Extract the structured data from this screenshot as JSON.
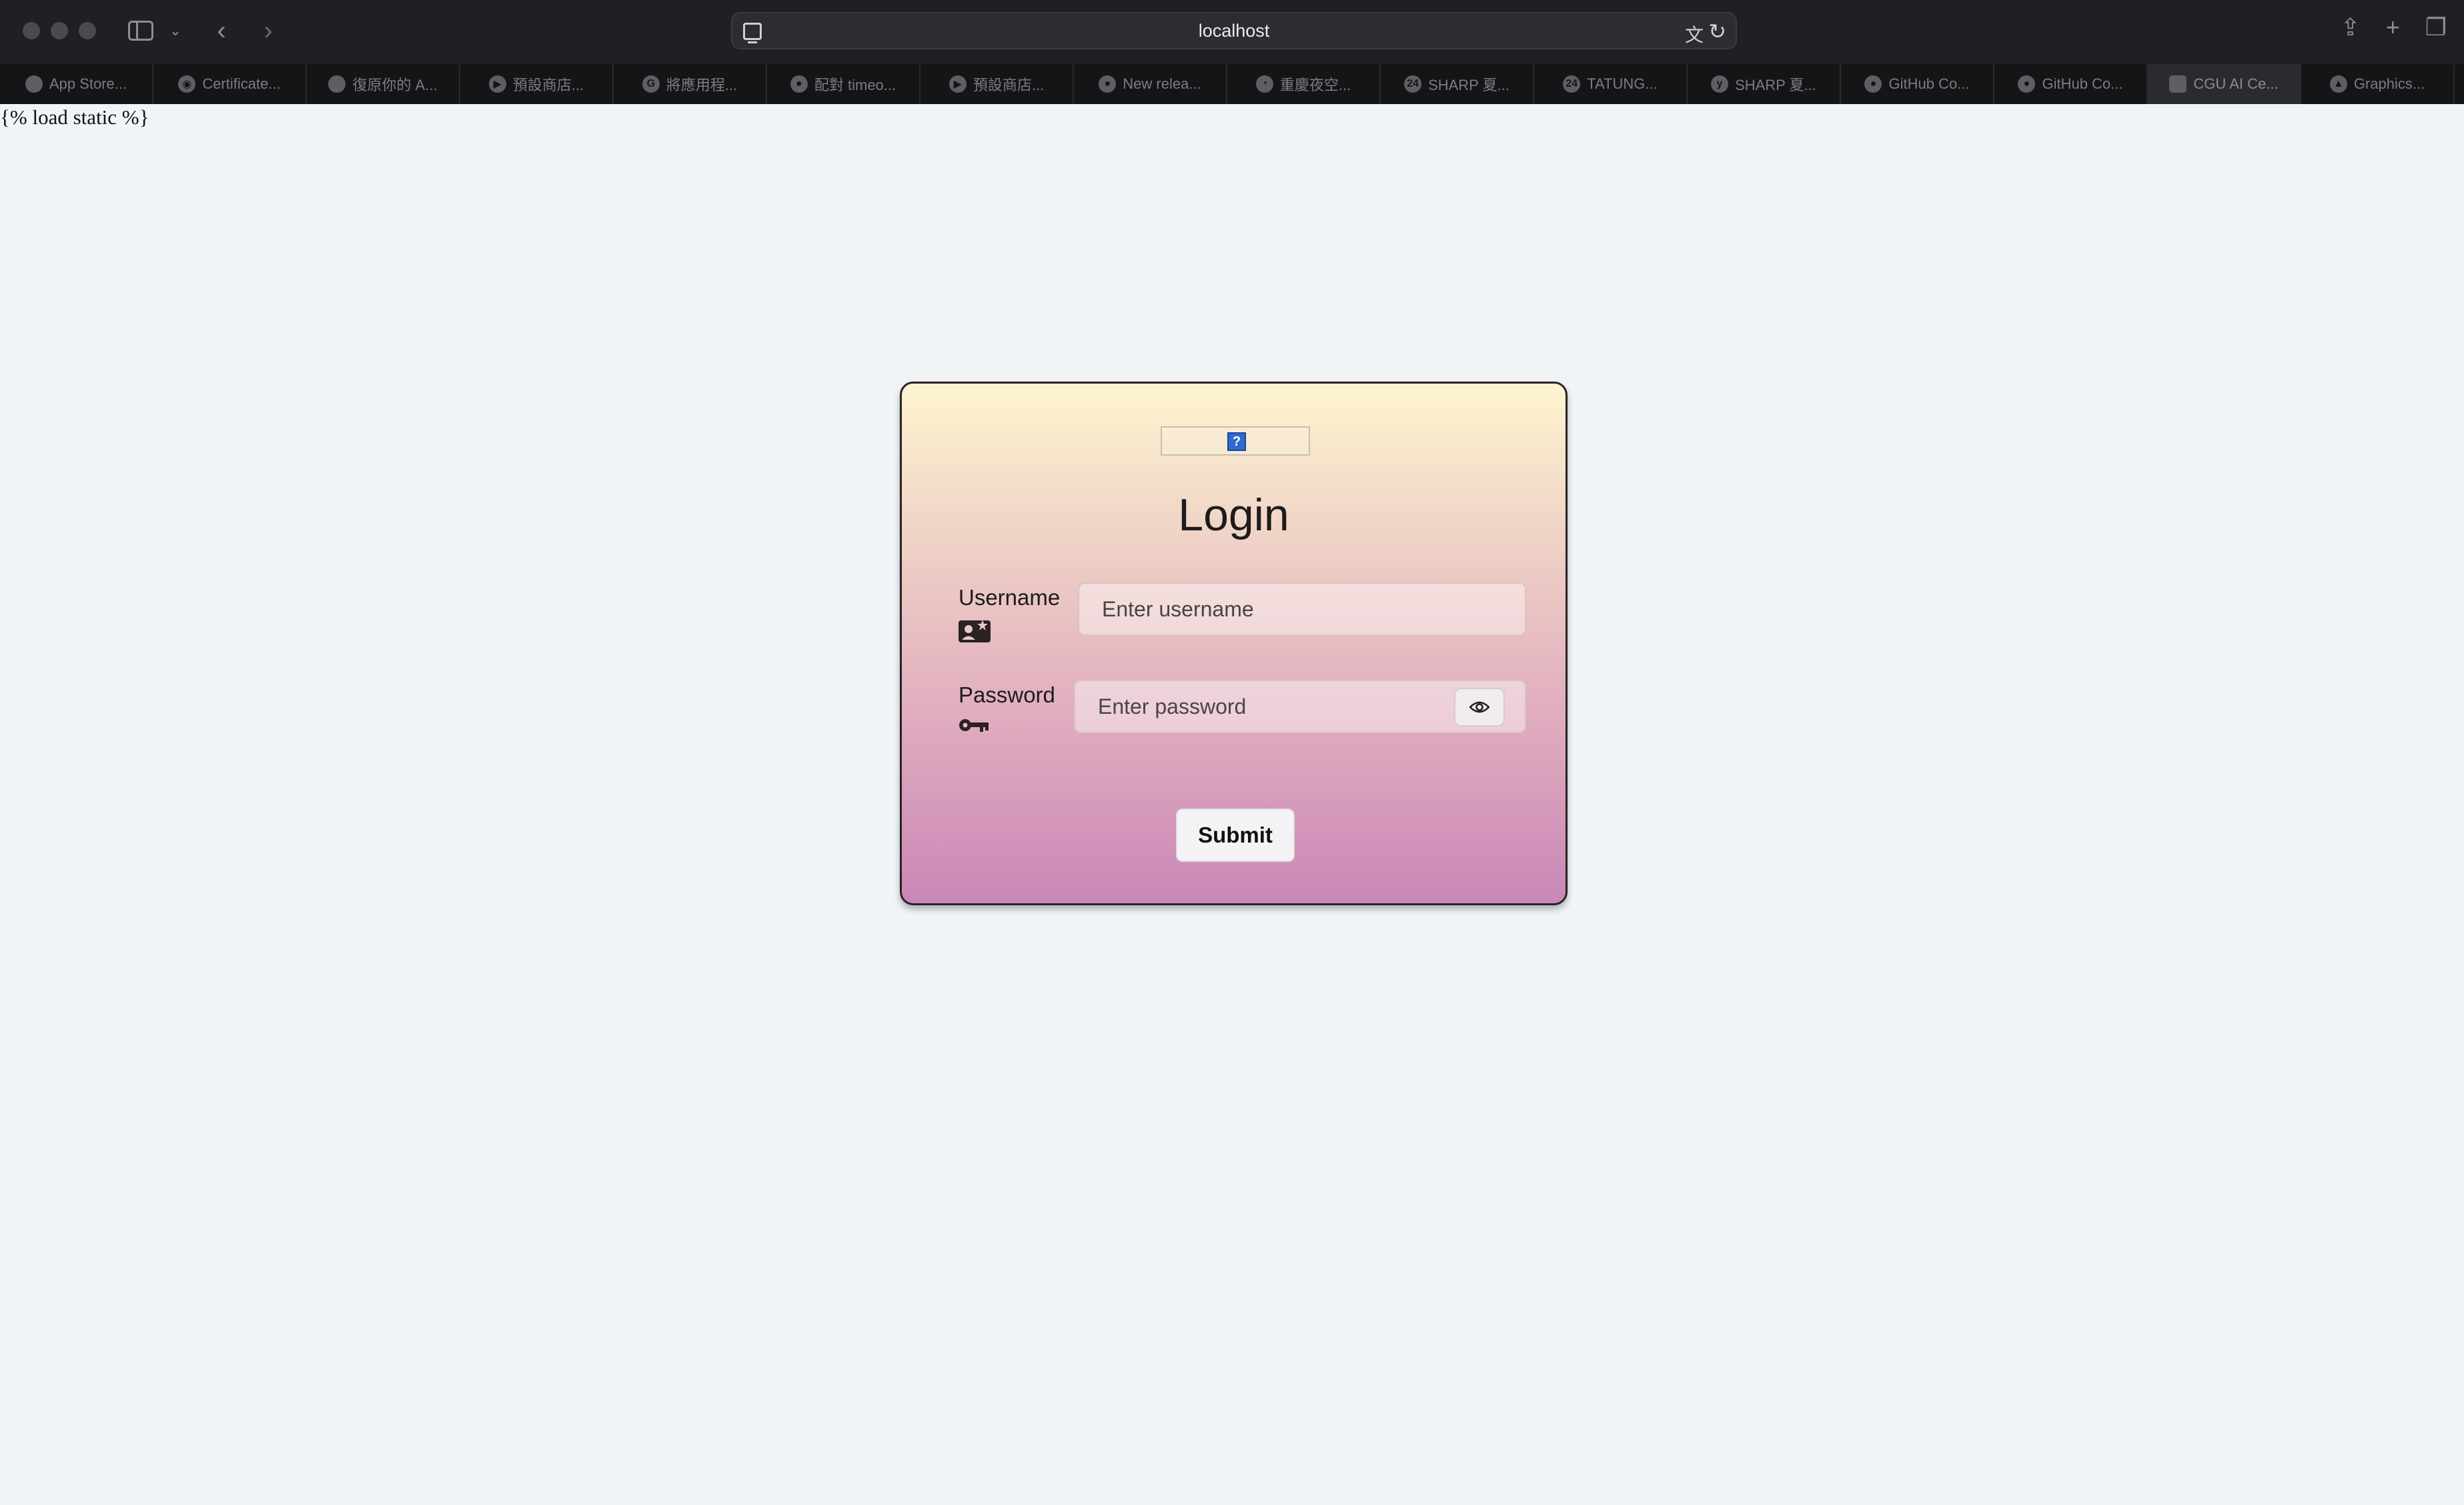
{
  "browser": {
    "url": "localhost",
    "tabs": [
      {
        "label": "App Store...",
        "icon": "apple-icon"
      },
      {
        "label": "Certificate...",
        "icon": "certificate-icon"
      },
      {
        "label": "復原你的 A...",
        "icon": "apple-icon"
      },
      {
        "label": "預設商店...",
        "icon": "play-icon"
      },
      {
        "label": "將應用程...",
        "icon": "google-icon"
      },
      {
        "label": "配對 timeo...",
        "icon": "github-icon"
      },
      {
        "label": "預設商店...",
        "icon": "play-icon"
      },
      {
        "label": "New relea...",
        "icon": "github-icon"
      },
      {
        "label": "重慶夜空...",
        "icon": "clock-icon"
      },
      {
        "label": "SHARP 夏...",
        "icon": "24-icon"
      },
      {
        "label": "TATUNG...",
        "icon": "24-icon"
      },
      {
        "label": "SHARP 夏...",
        "icon": "yahoo-icon"
      },
      {
        "label": "GitHub Co...",
        "icon": "github-icon"
      },
      {
        "label": "GitHub Co...",
        "icon": "github-icon"
      },
      {
        "label": "CGU AI Ce...",
        "icon": "square-icon"
      },
      {
        "label": "Graphics...",
        "icon": "drive-icon"
      }
    ],
    "active_tab_index": 14
  },
  "page": {
    "template_text": "{% load static %}",
    "login": {
      "title": "Login",
      "username_label": "Username",
      "username_placeholder": "Enter username",
      "password_label": "Password",
      "password_placeholder": "Enter password",
      "submit_label": "Submit"
    }
  }
}
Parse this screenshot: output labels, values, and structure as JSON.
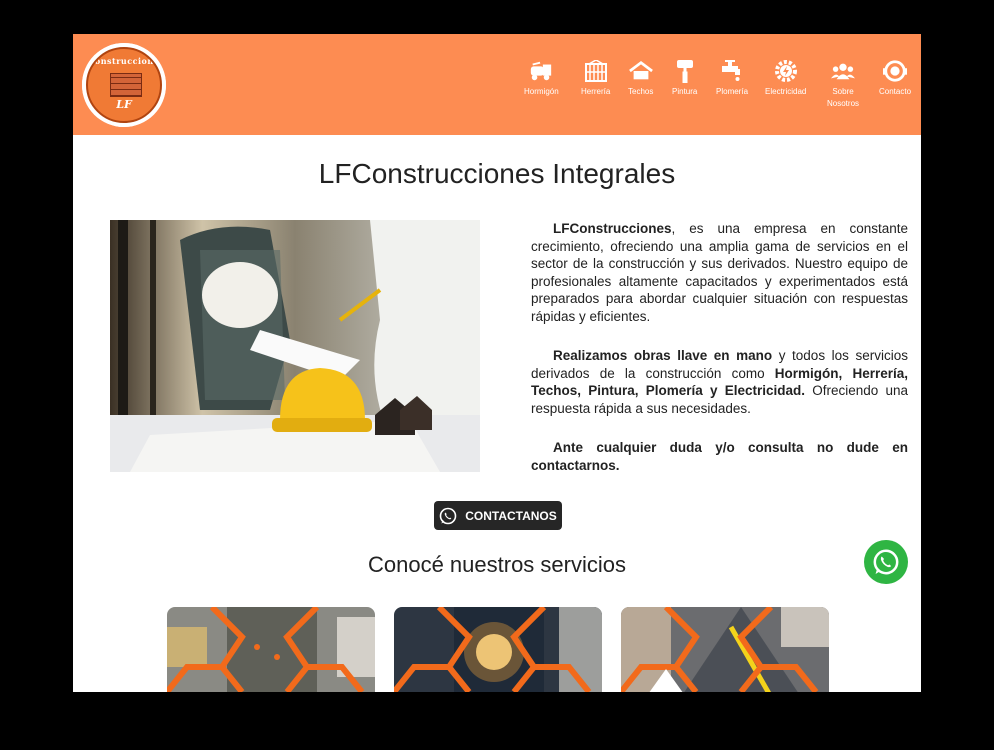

WRITTEN EXERCISE: Quote the data exactly, leaving every image out of the copy.

TASK SOLUTION:
Extract the structured data from this screenshot as JSON.
{
  "browser": {
    "url": "localhost",
    "tabs": [
      {
        "label": "App Store...",
        "icon": "apple-icon"
      },
      {
        "label": "Certificate...",
        "icon": "certificate-icon"
      },
      {
        "label": "復原你的 A...",
        "icon": "apple-icon"
      },
      {
        "label": "預設商店...",
        "icon": "play-icon"
      },
      {
        "label": "將應用程...",
        "icon": "google-icon"
      },
      {
        "label": "配對 timeo...",
        "icon": "github-icon"
      },
      {
        "label": "預設商店...",
        "icon": "play-icon"
      },
      {
        "label": "New relea...",
        "icon": "github-icon"
      },
      {
        "label": "重慶夜空...",
        "icon": "clock-icon"
      },
      {
        "label": "SHARP 夏...",
        "icon": "24-icon"
      },
      {
        "label": "TATUNG...",
        "icon": "24-icon"
      },
      {
        "label": "SHARP 夏...",
        "icon": "yahoo-icon"
      },
      {
        "label": "GitHub Co...",
        "icon": "github-icon"
      },
      {
        "label": "GitHub Co...",
        "icon": "github-icon"
      },
      {
        "label": "CGU AI Ce...",
        "icon": "square-icon"
      },
      {
        "label": "Graphics...",
        "icon": "drive-icon"
      }
    ],
    "active_tab_index": 14
  },
  "page": {
    "template_text": "{% load static %}",
    "login": {
      "title": "Login",
      "username_label": "Username",
      "username_placeholder": "Enter username",
      "password_label": "Password",
      "password_placeholder": "Enter password",
      "submit_label": "Submit"
    }
  }
}
Parse this screenshot: output labels, values, and structure as JSON.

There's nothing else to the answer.